▶ _TASK INSTRUCTIONS_: Copy out each line that has "right" in it.

▶ _INPUT MATERIAL_:
:::::

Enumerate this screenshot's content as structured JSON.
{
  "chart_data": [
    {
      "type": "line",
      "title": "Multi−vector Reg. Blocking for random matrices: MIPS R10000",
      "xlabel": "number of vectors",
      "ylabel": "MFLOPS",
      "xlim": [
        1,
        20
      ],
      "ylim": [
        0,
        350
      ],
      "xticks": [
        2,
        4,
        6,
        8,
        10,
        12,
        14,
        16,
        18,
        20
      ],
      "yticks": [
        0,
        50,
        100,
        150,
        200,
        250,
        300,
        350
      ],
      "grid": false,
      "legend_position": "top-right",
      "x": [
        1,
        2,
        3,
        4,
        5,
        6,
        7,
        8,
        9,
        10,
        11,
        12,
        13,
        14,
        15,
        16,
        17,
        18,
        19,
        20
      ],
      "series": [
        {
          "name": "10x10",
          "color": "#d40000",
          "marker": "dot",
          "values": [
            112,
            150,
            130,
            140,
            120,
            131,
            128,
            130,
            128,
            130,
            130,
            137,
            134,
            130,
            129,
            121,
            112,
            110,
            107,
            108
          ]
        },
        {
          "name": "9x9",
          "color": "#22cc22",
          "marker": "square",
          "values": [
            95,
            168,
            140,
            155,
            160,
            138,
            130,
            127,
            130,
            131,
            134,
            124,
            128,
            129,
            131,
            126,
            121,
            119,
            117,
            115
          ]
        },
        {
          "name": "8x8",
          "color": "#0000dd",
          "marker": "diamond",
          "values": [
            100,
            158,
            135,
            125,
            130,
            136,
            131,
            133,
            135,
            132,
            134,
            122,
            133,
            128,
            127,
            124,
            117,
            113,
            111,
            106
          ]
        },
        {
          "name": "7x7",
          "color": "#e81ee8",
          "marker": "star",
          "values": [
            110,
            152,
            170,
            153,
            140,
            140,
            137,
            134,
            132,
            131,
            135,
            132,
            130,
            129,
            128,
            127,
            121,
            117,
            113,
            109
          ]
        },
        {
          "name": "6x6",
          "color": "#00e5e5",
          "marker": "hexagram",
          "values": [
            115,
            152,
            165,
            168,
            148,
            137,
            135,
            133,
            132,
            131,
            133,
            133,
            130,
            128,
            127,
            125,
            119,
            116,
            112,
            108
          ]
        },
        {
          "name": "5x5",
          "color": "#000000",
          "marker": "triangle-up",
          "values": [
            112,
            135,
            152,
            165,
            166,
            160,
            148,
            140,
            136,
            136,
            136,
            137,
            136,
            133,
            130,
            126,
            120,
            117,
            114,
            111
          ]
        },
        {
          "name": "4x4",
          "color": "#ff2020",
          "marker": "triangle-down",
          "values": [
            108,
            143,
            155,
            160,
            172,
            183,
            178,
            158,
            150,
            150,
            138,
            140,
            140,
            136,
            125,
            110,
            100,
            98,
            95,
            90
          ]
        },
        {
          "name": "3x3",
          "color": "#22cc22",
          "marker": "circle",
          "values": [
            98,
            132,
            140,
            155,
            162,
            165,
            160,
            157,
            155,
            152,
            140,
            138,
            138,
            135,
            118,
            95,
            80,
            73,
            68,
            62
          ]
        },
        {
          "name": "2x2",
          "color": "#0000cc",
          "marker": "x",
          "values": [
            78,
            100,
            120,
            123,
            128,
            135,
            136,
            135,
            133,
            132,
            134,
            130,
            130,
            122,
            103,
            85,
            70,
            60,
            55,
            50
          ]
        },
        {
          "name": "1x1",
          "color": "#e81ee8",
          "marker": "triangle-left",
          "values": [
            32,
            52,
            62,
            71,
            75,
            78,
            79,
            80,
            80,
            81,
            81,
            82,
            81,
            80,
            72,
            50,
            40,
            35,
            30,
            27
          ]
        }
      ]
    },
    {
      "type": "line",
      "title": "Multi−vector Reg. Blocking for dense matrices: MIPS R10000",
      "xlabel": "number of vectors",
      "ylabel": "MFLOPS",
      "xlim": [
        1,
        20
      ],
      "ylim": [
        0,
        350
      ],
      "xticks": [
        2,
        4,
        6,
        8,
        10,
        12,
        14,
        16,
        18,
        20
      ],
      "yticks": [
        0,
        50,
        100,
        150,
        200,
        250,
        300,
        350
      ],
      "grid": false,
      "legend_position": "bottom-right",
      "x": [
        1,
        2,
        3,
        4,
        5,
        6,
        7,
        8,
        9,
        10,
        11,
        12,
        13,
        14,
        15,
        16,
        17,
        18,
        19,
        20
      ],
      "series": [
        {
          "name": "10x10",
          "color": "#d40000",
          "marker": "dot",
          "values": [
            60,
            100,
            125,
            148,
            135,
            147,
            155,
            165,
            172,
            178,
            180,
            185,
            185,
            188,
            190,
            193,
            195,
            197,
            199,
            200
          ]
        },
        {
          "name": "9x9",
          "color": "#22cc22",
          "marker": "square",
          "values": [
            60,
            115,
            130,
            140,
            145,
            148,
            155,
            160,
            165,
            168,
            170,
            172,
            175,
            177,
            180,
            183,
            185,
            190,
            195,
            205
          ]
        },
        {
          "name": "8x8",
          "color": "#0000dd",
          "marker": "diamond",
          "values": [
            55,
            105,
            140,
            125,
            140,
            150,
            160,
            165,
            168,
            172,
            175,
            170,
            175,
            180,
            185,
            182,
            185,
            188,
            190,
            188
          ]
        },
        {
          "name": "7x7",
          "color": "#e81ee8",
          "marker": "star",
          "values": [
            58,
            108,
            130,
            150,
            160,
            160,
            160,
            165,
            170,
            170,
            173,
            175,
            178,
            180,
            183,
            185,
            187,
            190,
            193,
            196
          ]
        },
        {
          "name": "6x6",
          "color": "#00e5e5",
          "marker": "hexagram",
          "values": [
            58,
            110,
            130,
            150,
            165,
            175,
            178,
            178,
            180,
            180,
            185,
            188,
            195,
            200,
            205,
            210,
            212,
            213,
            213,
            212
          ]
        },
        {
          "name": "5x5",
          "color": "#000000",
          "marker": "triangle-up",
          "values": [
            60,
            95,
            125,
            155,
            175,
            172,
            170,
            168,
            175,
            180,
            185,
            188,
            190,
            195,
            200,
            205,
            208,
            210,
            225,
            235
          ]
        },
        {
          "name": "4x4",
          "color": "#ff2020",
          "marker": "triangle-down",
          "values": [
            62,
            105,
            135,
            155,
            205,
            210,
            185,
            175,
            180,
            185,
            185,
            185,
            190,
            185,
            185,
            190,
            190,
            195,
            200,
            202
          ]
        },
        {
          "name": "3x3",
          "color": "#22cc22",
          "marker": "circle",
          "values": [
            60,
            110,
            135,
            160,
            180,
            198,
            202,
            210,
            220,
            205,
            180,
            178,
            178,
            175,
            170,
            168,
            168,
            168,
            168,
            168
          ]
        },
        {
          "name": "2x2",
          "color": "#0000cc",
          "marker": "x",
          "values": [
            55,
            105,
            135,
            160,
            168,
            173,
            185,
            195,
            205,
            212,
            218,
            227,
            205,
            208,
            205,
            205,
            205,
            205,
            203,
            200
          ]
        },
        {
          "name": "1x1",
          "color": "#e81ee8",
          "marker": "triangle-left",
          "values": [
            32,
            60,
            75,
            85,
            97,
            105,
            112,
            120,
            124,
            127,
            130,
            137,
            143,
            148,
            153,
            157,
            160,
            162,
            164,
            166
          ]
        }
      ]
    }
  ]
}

:::::

▶ _CORRECT RESULT_:
      "legend_position": "top-right",
      "legend_position": "bottom-right",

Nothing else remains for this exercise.